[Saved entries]
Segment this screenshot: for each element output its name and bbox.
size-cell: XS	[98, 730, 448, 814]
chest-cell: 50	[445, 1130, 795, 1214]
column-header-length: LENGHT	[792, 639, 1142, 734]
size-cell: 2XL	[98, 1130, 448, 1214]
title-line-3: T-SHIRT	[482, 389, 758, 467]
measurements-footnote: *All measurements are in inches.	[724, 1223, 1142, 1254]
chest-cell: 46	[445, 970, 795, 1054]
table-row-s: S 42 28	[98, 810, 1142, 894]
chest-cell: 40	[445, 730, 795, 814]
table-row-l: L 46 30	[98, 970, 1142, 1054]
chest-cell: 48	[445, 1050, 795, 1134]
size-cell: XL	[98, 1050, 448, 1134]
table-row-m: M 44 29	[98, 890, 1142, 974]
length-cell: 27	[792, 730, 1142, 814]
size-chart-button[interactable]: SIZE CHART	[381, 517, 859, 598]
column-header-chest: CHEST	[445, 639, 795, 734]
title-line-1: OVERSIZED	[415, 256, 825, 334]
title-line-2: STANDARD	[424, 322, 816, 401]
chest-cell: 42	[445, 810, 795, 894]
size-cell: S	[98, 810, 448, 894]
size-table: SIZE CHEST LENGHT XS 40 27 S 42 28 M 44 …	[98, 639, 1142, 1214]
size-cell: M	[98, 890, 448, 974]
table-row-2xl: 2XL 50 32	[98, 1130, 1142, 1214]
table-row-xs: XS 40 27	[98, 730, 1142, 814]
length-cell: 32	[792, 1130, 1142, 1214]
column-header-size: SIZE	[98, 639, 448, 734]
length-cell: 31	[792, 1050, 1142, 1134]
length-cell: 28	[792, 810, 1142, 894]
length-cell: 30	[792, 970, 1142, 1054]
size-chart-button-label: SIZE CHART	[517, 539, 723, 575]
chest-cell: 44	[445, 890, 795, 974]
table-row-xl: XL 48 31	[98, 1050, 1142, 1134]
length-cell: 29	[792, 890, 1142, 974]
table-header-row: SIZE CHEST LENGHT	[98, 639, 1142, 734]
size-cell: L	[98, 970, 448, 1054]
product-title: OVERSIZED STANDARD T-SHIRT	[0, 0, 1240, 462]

#### [Aim]
Please copy out every one of the rows above word for word, leaving each line unchanged.

#### [Solution to this exercise]
Segment this screenshot: for each element output its name and bbox.
size-cell: XS	[98, 730, 448, 814]
chest-cell: 50	[445, 1130, 795, 1214]
column-header-length: LENGHT	[792, 639, 1142, 734]
size-cell: 2XL	[98, 1130, 448, 1214]
title-line-3: T-SHIRT	[482, 389, 758, 467]
measurements-footnote: *All measurements are in inches.	[724, 1223, 1142, 1254]
chest-cell: 46	[445, 970, 795, 1054]
table-row-s: S 42 28	[98, 810, 1142, 894]
chest-cell: 40	[445, 730, 795, 814]
table-row-l: L 46 30	[98, 970, 1142, 1054]
chest-cell: 48	[445, 1050, 795, 1134]
size-cell: XL	[98, 1050, 448, 1134]
table-row-m: M 44 29	[98, 890, 1142, 974]
length-cell: 27	[792, 730, 1142, 814]
size-chart-button[interactable]: SIZE CHART	[381, 517, 859, 598]
column-header-chest: CHEST	[445, 639, 795, 734]
title-line-1: OVERSIZED	[415, 256, 825, 334]
title-line-2: STANDARD	[424, 322, 816, 401]
chest-cell: 42	[445, 810, 795, 894]
size-cell: S	[98, 810, 448, 894]
size-table: SIZE CHEST LENGHT XS 40 27 S 42 28 M 44 …	[98, 639, 1142, 1214]
size-cell: M	[98, 890, 448, 974]
table-row-2xl: 2XL 50 32	[98, 1130, 1142, 1214]
table-row-xs: XS 40 27	[98, 730, 1142, 814]
length-cell: 32	[792, 1130, 1142, 1214]
column-header-size: SIZE	[98, 639, 448, 734]
length-cell: 31	[792, 1050, 1142, 1134]
length-cell: 28	[792, 810, 1142, 894]
length-cell: 30	[792, 970, 1142, 1054]
size-chart-button-label: SIZE CHART	[517, 539, 723, 575]
chest-cell: 44	[445, 890, 795, 974]
table-row-xl: XL 48 31	[98, 1050, 1142, 1134]
length-cell: 29	[792, 890, 1142, 974]
table-header-row: SIZE CHEST LENGHT	[98, 639, 1142, 734]
size-cell: L	[98, 970, 448, 1054]
product-title: OVERSIZED STANDARD T-SHIRT	[0, 0, 1240, 462]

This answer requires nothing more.